▸ EXTRACT:
***

I'd love to have the nous to do this sort of thing. Good work.


----------



## Kirkyworld (Jan 12, 2014)

Looks ace :thumb:


----------



## VAG-hag (May 14, 2012)

Very neat install mate.


----------



## Soul boy 68 (Sep 8, 2013)

Looking fantastic, if it was my car I would be well happy.


----------



## Slammedorion (Apr 13, 2014)

Right... Today after a wash here's where we are up too...



Started on the o/s... Look closely you'll see a scratch down the 1/4



All polishing today has been done with a rotary, foam head and 3m finesse. I Flatted the scratch with 2000 discs



Started polishing up



Nearly there





1/4 done



Half the front door polished



Front wing



Side



Then did roof, boot lid and rear bumper and washed it off for tonight









Bare in mind this has only been hit with the rotary to get rid of the scratches, next few processes with the Das21e etc will really fetch it up...

***

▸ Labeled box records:
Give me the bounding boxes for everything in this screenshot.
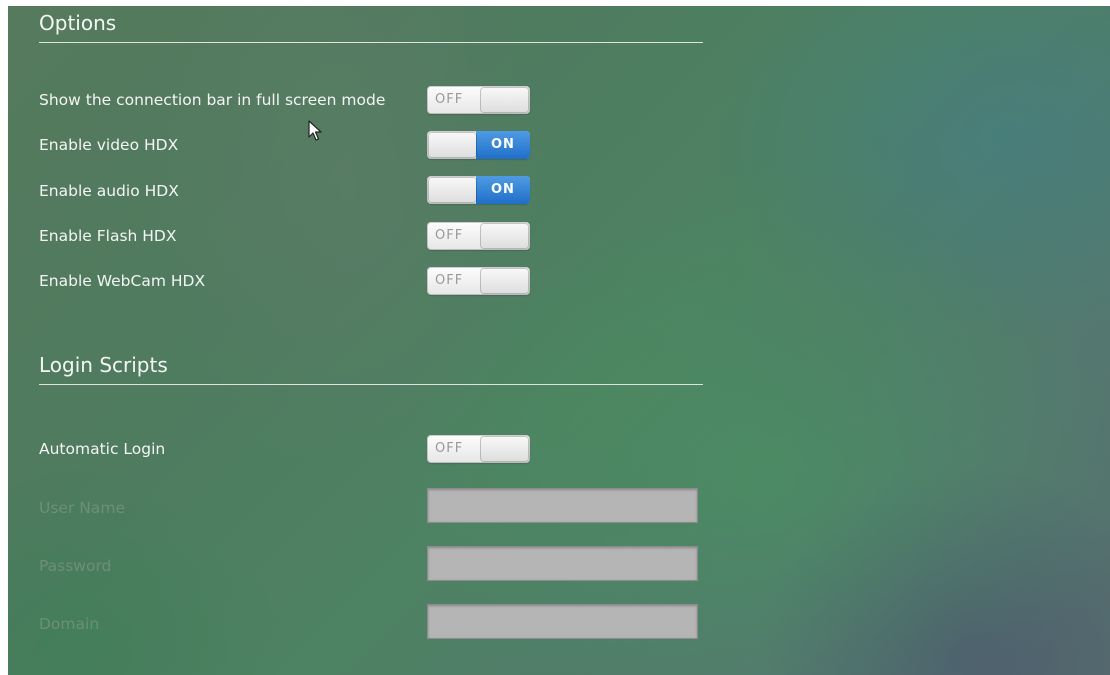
video-hdx-toggle[interactable]: ON [427,131,530,159]
toggle-state-text: OFF [435,441,464,456]
toggle-state-text: OFF [435,273,464,288]
webcam-hdx-label: Enable WebCam HDX [39,272,206,290]
login-scripts-section-title: Login Scripts [39,352,703,385]
toggle-knob [429,178,476,202]
options-section-title: Options [39,10,703,43]
audio-hdx-toggle[interactable]: ON [427,176,530,204]
settings-panel: Options Show the connection bar in full … [8,6,1110,675]
user-name-field[interactable] [427,488,698,523]
webcam-hdx-toggle[interactable]: OFF [427,267,530,295]
domain-field[interactable] [427,604,698,639]
domain-label: Domain [39,615,100,633]
connection-bar-toggle[interactable]: OFF [427,86,530,114]
toggle-state-text: ON [491,137,515,152]
toggle-knob [481,269,528,293]
flash-hdx-label: Enable Flash HDX [39,227,177,245]
connection-bar-label: Show the connection bar in full screen m… [39,91,386,109]
video-hdx-label: Enable video HDX [39,136,179,154]
toggle-knob [481,88,528,112]
password-field[interactable] [427,546,698,581]
audio-hdx-label: Enable audio HDX [39,182,179,200]
password-label: Password [39,557,112,575]
toggle-state-text: OFF [435,228,464,243]
toggle-state-text: OFF [435,92,464,107]
automatic-login-toggle[interactable]: OFF [427,435,530,463]
toggle-state-text: ON [491,182,515,197]
mouse-pointer-icon [308,120,322,141]
flash-hdx-toggle[interactable]: OFF [427,222,530,250]
toggle-knob [481,437,528,461]
toggle-knob [481,224,528,248]
toggle-knob [429,133,476,157]
user-name-label: User Name [39,499,125,517]
automatic-login-label: Automatic Login [39,440,166,458]
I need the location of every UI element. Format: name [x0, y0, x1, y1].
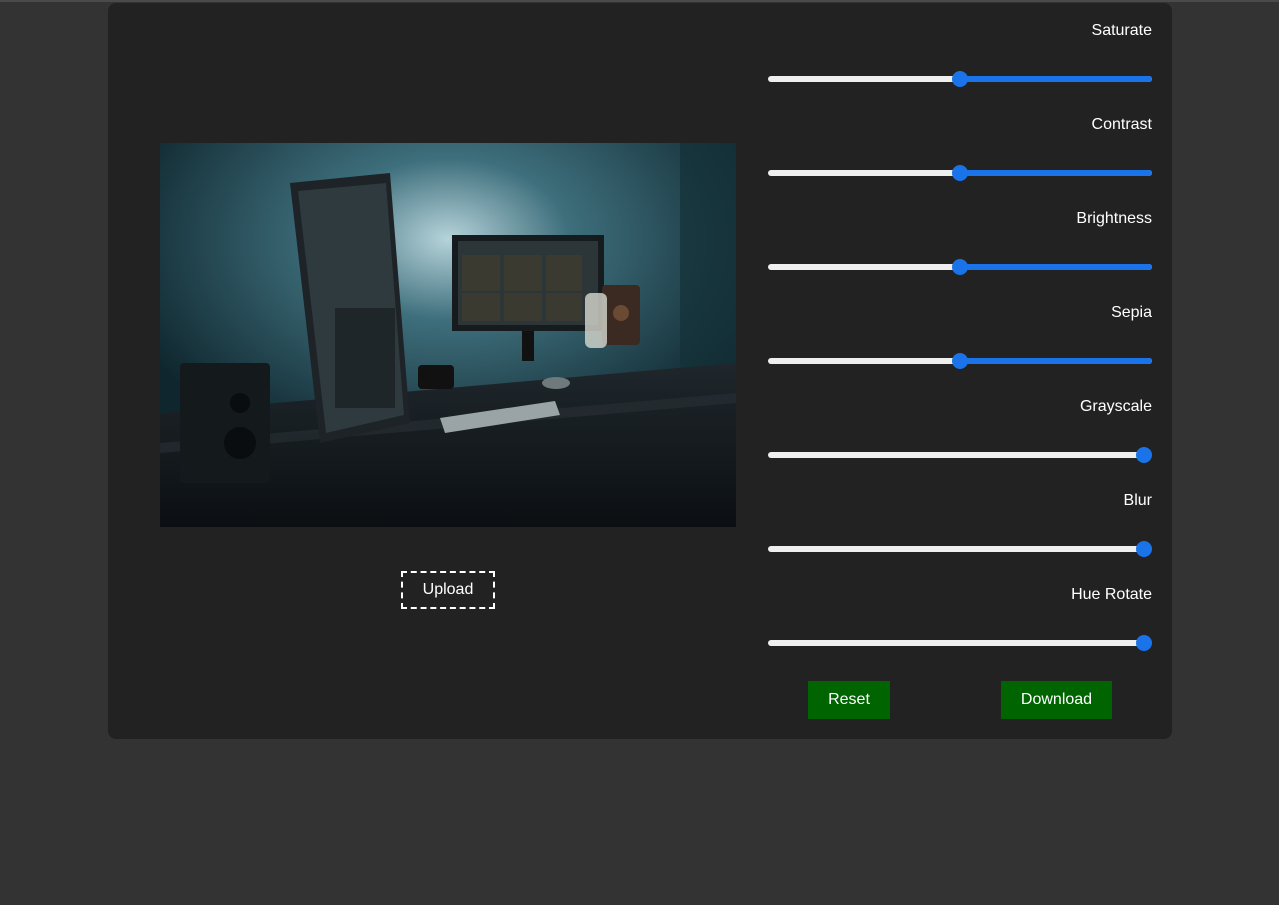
slider-thumb[interactable] — [952, 71, 968, 87]
slider-track — [768, 452, 1152, 458]
slider-fill — [960, 170, 1152, 176]
slider-track — [768, 546, 1152, 552]
editor-panel: Upload Saturate Contrast Brightness Sepi… — [108, 3, 1172, 739]
filter-brightness: Brightness — [768, 191, 1152, 285]
slider-thumb[interactable] — [1136, 447, 1152, 463]
slider-track — [768, 640, 1152, 646]
brightness-label: Brightness — [1076, 210, 1152, 227]
blur-label: Blur — [1123, 492, 1152, 509]
filter-grayscale: Grayscale — [768, 379, 1152, 473]
sepia-slider[interactable] — [768, 353, 1152, 369]
hue-rotate-slider[interactable] — [768, 635, 1152, 651]
slider-fill — [960, 76, 1152, 82]
slider-thumb[interactable] — [1136, 635, 1152, 651]
desk-setup-photo — [160, 143, 736, 527]
slider-thumb[interactable] — [952, 259, 968, 275]
grayscale-label: Grayscale — [1079, 398, 1152, 415]
upload-button[interactable]: Upload — [401, 571, 495, 609]
contrast-label: Contrast — [1091, 116, 1152, 133]
slider-fill — [960, 264, 1152, 270]
download-button[interactable]: Download — [1001, 681, 1112, 719]
blur-slider[interactable] — [768, 541, 1152, 557]
contrast-slider[interactable] — [768, 165, 1152, 181]
filter-hue-rotate: Hue Rotate — [768, 567, 1152, 661]
filter-contrast: Contrast — [768, 97, 1152, 191]
filter-saturate: Saturate — [768, 3, 1152, 97]
image-preview — [160, 143, 736, 527]
saturate-slider[interactable] — [768, 71, 1152, 87]
brightness-slider[interactable] — [768, 259, 1152, 275]
slider-fill — [960, 358, 1152, 364]
reset-button[interactable]: Reset — [808, 681, 890, 719]
slider-thumb[interactable] — [952, 165, 968, 181]
grayscale-slider[interactable] — [768, 447, 1152, 463]
slider-thumb[interactable] — [1136, 541, 1152, 557]
sepia-label: Sepia — [1111, 304, 1152, 321]
saturate-label: Saturate — [1091, 22, 1152, 39]
filter-controls: Saturate Contrast Brightness Sepia Grays… — [768, 3, 1152, 661]
filter-sepia: Sepia — [768, 285, 1152, 379]
slider-thumb[interactable] — [952, 353, 968, 369]
hue-rotate-label: Hue Rotate — [1071, 586, 1152, 603]
top-border — [0, 0, 1279, 2]
filter-blur: Blur — [768, 473, 1152, 567]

***

▸ COMPLETE THE FOLLOWING:
1/ In the forum thread, what was the scratch flatted with?
2/ Copy the forum thread word for word, starting at "Looking fantastic, if" and ending at "are up too...".

▸ SOLUTIONS:
1/ It was flatted with 2000 discs.

2/
Looking fantastic, if it was my car I would be well happy.


----------



## Slammedorion (Apr 13, 2014)

Right... Today after a wash here's where we are up too...